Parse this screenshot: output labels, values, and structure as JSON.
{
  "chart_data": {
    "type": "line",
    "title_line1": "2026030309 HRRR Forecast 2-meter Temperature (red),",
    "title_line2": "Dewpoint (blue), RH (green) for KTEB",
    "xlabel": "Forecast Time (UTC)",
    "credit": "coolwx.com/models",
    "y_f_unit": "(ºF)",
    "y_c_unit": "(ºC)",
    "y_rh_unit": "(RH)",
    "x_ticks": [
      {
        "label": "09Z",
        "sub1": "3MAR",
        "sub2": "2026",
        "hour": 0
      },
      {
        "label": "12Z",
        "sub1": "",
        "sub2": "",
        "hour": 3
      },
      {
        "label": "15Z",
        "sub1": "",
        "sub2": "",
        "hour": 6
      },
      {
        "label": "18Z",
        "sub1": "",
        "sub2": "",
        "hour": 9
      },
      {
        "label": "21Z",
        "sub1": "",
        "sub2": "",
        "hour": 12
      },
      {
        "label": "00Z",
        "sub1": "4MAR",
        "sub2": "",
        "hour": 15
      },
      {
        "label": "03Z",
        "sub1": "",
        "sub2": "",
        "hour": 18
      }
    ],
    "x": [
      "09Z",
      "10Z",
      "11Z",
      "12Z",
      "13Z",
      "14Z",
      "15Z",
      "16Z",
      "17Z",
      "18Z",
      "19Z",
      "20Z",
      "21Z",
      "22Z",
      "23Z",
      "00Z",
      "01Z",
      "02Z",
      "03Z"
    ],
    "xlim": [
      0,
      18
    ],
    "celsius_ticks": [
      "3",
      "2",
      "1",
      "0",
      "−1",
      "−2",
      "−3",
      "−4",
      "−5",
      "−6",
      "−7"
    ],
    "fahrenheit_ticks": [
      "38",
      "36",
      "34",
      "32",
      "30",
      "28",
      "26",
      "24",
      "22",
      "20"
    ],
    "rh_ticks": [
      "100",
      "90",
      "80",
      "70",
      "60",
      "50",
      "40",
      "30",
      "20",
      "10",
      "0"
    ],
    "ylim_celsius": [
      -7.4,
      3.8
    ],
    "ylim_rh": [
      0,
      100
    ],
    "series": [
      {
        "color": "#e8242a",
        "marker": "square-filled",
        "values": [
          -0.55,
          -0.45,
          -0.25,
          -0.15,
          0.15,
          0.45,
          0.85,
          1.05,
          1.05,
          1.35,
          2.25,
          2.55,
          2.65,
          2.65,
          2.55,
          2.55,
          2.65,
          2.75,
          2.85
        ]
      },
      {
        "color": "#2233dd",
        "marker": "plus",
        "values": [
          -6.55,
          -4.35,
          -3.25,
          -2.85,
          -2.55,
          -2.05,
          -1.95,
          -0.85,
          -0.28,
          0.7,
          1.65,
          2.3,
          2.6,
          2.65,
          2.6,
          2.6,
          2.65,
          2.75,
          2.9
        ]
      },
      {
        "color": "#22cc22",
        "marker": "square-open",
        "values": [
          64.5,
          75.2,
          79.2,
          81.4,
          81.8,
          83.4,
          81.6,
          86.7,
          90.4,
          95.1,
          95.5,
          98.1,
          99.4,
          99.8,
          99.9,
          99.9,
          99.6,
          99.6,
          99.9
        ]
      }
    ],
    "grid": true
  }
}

····················

What the task requires: Above are some records; repeat all of them exactly.

Result for this exercise:
Parse this screenshot: output labels, values, and structure as JSON.
{
  "chart_data": {
    "type": "line",
    "title_line1": "2026030309 HRRR Forecast 2-meter Temperature (red),",
    "title_line2": "Dewpoint (blue), RH (green) for KTEB",
    "xlabel": "Forecast Time (UTC)",
    "credit": "coolwx.com/models",
    "y_f_unit": "(ºF)",
    "y_c_unit": "(ºC)",
    "y_rh_unit": "(RH)",
    "x_ticks": [
      {
        "label": "09Z",
        "sub1": "3MAR",
        "sub2": "2026",
        "hour": 0
      },
      {
        "label": "12Z",
        "sub1": "",
        "sub2": "",
        "hour": 3
      },
      {
        "label": "15Z",
        "sub1": "",
        "sub2": "",
        "hour": 6
      },
      {
        "label": "18Z",
        "sub1": "",
        "sub2": "",
        "hour": 9
      },
      {
        "label": "21Z",
        "sub1": "",
        "sub2": "",
        "hour": 12
      },
      {
        "label": "00Z",
        "sub1": "4MAR",
        "sub2": "",
        "hour": 15
      },
      {
        "label": "03Z",
        "sub1": "",
        "sub2": "",
        "hour": 18
      }
    ],
    "x": [
      "09Z",
      "10Z",
      "11Z",
      "12Z",
      "13Z",
      "14Z",
      "15Z",
      "16Z",
      "17Z",
      "18Z",
      "19Z",
      "20Z",
      "21Z",
      "22Z",
      "23Z",
      "00Z",
      "01Z",
      "02Z",
      "03Z"
    ],
    "xlim": [
      0,
      18
    ],
    "celsius_ticks": [
      "3",
      "2",
      "1",
      "0",
      "−1",
      "−2",
      "−3",
      "−4",
      "−5",
      "−6",
      "−7"
    ],
    "fahrenheit_ticks": [
      "38",
      "36",
      "34",
      "32",
      "30",
      "28",
      "26",
      "24",
      "22",
      "20"
    ],
    "rh_ticks": [
      "100",
      "90",
      "80",
      "70",
      "60",
      "50",
      "40",
      "30",
      "20",
      "10",
      "0"
    ],
    "ylim_celsius": [
      -7.4,
      3.8
    ],
    "ylim_rh": [
      0,
      100
    ],
    "series": [
      {
        "color": "#e8242a",
        "marker": "square-filled",
        "values": [
          -0.55,
          -0.45,
          -0.25,
          -0.15,
          0.15,
          0.45,
          0.85,
          1.05,
          1.05,
          1.35,
          2.25,
          2.55,
          2.65,
          2.65,
          2.55,
          2.55,
          2.65,
          2.75,
          2.85
        ]
      },
      {
        "color": "#2233dd",
        "marker": "plus",
        "values": [
          -6.55,
          -4.35,
          -3.25,
          -2.85,
          -2.55,
          -2.05,
          -1.95,
          -0.85,
          -0.28,
          0.7,
          1.65,
          2.3,
          2.6,
          2.65,
          2.6,
          2.6,
          2.65,
          2.75,
          2.9
        ]
      },
      {
        "color": "#22cc22",
        "marker": "square-open",
        "values": [
          64.5,
          75.2,
          79.2,
          81.4,
          81.8,
          83.4,
          81.6,
          86.7,
          90.4,
          95.1,
          95.5,
          98.1,
          99.4,
          99.8,
          99.9,
          99.9,
          99.6,
          99.6,
          99.9
        ]
      }
    ],
    "grid": true
  }
}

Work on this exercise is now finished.